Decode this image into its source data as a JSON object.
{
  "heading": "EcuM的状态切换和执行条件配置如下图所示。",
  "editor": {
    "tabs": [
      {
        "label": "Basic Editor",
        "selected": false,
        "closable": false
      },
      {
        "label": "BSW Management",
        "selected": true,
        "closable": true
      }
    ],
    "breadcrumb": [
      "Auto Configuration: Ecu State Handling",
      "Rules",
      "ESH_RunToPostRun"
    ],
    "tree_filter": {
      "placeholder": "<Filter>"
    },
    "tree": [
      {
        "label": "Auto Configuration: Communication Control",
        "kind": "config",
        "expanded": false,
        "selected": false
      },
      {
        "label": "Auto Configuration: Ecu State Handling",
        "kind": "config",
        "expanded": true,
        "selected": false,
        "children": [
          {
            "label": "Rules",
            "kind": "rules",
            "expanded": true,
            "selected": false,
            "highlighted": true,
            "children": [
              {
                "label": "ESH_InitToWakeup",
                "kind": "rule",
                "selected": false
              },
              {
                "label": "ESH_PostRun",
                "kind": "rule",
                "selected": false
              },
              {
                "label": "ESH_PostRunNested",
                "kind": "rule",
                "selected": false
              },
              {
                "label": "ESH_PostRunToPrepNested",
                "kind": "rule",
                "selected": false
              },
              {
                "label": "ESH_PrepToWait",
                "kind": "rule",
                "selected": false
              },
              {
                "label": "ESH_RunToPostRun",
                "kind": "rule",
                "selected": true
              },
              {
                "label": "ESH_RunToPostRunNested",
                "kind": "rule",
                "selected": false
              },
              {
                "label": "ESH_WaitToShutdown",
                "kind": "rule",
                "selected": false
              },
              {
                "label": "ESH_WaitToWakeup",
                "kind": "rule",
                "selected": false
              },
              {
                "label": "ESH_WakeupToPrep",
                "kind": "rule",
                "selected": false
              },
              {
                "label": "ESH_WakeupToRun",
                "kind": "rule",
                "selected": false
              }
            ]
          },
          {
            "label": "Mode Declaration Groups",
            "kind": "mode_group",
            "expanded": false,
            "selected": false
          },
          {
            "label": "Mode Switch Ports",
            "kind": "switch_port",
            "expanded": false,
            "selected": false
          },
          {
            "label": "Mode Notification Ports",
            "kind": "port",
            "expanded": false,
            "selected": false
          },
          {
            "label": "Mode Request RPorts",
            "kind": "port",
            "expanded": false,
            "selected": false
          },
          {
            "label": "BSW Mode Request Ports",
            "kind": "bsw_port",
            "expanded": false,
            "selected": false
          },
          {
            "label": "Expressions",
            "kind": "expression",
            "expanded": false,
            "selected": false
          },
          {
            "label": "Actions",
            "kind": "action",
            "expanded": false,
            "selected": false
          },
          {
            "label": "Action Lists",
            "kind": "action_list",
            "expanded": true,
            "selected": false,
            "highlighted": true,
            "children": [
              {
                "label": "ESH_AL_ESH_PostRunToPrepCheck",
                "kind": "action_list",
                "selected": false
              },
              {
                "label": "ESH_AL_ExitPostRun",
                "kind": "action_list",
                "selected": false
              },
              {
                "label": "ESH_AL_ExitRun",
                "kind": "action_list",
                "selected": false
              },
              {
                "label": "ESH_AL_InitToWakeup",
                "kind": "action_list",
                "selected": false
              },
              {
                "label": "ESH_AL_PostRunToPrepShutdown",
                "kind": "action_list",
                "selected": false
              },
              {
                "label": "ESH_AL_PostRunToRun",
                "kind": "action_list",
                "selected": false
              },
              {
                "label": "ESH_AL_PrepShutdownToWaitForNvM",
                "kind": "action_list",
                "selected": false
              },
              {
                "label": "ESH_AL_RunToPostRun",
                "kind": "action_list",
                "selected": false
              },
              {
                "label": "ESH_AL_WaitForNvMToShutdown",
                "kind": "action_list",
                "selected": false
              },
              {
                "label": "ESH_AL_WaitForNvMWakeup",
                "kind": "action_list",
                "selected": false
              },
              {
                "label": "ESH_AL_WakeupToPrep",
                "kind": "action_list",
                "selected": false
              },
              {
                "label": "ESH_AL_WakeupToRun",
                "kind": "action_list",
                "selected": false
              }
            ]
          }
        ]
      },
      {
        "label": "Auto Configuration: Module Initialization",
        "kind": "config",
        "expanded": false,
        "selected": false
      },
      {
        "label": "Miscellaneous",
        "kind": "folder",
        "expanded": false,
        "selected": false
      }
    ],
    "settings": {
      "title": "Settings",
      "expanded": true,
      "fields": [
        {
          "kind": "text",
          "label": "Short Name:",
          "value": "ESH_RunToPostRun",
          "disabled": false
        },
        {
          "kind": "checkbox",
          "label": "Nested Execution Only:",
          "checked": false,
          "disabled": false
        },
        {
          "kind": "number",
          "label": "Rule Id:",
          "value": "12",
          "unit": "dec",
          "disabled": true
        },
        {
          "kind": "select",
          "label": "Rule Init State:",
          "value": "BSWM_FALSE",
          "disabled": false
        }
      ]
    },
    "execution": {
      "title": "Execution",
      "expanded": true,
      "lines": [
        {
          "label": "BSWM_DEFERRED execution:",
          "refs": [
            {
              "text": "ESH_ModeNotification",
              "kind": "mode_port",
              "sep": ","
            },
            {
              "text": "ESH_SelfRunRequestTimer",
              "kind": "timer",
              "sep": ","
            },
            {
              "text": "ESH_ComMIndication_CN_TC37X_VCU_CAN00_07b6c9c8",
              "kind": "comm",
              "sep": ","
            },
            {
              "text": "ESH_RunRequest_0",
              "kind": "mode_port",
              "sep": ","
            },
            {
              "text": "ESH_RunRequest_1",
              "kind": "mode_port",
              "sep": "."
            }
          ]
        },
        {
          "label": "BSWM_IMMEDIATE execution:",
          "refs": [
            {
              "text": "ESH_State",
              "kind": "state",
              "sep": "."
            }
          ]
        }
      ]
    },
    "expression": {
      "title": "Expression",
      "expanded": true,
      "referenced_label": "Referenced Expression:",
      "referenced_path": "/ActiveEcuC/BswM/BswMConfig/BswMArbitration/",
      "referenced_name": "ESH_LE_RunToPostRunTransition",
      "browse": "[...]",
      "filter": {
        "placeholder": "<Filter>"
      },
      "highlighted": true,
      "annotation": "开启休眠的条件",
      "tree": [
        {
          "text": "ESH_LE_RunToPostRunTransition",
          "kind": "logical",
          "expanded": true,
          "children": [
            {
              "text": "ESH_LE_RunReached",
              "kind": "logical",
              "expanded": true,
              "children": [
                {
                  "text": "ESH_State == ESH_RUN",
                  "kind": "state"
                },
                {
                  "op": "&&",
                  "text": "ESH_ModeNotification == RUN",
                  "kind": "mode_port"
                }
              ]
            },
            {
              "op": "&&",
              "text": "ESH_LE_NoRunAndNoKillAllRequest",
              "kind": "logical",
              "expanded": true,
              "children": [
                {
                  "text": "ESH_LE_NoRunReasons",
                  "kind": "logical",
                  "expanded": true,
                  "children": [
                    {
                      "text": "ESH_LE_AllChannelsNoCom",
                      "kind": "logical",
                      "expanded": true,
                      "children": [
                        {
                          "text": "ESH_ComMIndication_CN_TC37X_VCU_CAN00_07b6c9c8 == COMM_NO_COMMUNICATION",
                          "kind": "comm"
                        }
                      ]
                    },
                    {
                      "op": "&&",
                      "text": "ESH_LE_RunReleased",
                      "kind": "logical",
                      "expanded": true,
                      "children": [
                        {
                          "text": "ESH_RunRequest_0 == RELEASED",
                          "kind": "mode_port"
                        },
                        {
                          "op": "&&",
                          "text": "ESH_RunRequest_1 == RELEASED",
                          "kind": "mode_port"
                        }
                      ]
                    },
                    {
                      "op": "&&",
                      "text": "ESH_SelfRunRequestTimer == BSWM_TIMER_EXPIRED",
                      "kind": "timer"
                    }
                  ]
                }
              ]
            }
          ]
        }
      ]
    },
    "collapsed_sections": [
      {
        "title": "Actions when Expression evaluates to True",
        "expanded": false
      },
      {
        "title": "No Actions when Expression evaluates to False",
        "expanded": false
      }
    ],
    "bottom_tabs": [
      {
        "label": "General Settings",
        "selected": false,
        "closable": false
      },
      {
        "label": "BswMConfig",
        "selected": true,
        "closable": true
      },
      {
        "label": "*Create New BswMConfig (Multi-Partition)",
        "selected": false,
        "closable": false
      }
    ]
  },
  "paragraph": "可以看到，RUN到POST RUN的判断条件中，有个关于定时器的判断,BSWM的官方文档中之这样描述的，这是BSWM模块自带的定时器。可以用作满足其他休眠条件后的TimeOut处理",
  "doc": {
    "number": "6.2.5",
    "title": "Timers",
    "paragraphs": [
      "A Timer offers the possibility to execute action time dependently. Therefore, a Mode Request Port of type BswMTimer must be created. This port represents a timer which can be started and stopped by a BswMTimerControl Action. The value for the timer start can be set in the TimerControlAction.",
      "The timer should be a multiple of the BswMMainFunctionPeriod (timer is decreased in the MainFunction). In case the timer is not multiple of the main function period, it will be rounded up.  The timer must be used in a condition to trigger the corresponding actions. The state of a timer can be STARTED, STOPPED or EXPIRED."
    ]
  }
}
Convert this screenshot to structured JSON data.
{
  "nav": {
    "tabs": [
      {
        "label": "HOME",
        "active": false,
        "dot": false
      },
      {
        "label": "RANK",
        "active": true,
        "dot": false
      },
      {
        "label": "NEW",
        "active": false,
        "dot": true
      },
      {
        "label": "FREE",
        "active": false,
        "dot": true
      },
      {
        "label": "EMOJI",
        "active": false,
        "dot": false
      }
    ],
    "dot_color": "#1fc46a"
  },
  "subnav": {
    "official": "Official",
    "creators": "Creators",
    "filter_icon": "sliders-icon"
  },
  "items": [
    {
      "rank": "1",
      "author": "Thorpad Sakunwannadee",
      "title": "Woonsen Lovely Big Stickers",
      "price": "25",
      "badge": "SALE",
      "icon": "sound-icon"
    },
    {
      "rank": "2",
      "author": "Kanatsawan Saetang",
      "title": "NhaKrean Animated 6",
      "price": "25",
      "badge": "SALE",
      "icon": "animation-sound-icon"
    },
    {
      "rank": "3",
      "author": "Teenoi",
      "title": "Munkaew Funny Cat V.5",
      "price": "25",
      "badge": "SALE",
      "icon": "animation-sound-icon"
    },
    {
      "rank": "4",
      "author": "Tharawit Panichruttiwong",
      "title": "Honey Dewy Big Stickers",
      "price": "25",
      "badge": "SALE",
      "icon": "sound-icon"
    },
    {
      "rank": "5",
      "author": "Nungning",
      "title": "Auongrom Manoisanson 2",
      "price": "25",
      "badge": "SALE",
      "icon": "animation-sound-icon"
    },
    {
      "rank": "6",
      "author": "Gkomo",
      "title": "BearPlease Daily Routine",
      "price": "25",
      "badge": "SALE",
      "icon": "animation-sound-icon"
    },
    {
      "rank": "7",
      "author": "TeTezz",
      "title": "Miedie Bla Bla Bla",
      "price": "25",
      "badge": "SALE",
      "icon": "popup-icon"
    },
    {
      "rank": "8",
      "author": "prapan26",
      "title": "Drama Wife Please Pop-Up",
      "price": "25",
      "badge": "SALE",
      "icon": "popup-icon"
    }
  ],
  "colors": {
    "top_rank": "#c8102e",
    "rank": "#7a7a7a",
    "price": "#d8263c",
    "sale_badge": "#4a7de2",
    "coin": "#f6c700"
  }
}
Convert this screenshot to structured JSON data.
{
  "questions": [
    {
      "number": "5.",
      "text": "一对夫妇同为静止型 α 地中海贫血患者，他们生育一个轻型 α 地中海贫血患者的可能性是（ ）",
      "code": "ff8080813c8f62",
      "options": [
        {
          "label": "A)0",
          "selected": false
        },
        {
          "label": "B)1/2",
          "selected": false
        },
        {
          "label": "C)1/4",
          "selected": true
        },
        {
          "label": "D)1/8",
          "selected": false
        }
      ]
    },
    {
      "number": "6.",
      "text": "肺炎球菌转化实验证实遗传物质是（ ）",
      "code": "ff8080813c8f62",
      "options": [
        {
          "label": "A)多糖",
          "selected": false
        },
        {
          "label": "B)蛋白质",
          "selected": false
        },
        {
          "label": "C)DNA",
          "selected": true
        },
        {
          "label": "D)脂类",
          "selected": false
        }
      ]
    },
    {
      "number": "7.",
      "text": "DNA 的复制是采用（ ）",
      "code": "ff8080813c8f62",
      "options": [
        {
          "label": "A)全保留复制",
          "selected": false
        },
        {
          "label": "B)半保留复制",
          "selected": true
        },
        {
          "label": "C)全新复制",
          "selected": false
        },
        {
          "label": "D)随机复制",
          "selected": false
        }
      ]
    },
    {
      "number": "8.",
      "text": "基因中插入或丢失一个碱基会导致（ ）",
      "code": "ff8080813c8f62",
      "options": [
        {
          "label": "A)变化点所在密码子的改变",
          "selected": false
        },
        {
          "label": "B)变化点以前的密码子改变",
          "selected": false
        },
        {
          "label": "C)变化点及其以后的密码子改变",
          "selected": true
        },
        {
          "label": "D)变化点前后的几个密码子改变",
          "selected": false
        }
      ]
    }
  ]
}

+ + +

### WHAT NEEDS TO BE DONE
Filter the listing above for the string "Configuration" and copy every matching line.

### WRITTEN RESPONSE
      "Auto Configuration: Ecu State Handling",
        "label": "Auto Configuration: Communication Control",
        "label": "Auto Configuration: Ecu State Handling",
        "label": "Auto Configuration: Module Initialization",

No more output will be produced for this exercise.